Written request:
Go through the entries below, tally each line with the string "this", and give the final number by itself.

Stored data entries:
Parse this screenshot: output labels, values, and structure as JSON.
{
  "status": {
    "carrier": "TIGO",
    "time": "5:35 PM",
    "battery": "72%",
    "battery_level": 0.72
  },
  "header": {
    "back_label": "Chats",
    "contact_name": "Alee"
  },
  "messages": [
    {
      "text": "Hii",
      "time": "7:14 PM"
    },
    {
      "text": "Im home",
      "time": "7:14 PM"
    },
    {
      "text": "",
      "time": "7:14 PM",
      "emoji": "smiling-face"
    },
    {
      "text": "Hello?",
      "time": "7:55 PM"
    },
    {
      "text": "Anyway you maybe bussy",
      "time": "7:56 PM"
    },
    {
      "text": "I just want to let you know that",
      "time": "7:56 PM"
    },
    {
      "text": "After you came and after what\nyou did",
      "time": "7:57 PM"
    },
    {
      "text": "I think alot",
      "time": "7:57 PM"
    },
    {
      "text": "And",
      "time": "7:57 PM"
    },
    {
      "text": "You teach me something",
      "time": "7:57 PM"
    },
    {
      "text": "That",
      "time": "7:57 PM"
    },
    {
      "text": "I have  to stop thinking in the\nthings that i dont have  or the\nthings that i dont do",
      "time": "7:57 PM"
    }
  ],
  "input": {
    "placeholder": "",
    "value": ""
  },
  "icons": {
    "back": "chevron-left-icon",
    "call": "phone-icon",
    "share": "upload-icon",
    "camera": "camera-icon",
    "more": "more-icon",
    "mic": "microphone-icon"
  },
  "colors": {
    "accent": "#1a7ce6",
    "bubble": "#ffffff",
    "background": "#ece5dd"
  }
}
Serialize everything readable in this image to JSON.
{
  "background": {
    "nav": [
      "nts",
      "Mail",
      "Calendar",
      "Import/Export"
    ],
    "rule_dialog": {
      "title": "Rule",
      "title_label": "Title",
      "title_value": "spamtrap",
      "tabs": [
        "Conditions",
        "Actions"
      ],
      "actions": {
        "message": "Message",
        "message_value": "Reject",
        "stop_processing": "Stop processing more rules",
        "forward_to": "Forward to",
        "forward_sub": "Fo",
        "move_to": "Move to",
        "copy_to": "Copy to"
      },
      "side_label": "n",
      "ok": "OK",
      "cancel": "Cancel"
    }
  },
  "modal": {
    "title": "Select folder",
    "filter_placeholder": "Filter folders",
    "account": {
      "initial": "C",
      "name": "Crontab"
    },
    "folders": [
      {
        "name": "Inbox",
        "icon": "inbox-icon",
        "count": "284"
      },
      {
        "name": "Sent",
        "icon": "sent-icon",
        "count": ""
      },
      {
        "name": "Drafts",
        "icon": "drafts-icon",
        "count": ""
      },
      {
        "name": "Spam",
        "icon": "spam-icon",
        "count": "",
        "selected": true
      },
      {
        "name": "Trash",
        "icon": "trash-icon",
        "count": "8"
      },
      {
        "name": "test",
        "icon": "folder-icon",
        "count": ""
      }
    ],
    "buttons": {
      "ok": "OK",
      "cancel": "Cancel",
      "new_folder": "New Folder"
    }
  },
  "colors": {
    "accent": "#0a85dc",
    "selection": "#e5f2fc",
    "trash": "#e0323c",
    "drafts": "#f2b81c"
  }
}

Expected answer:
2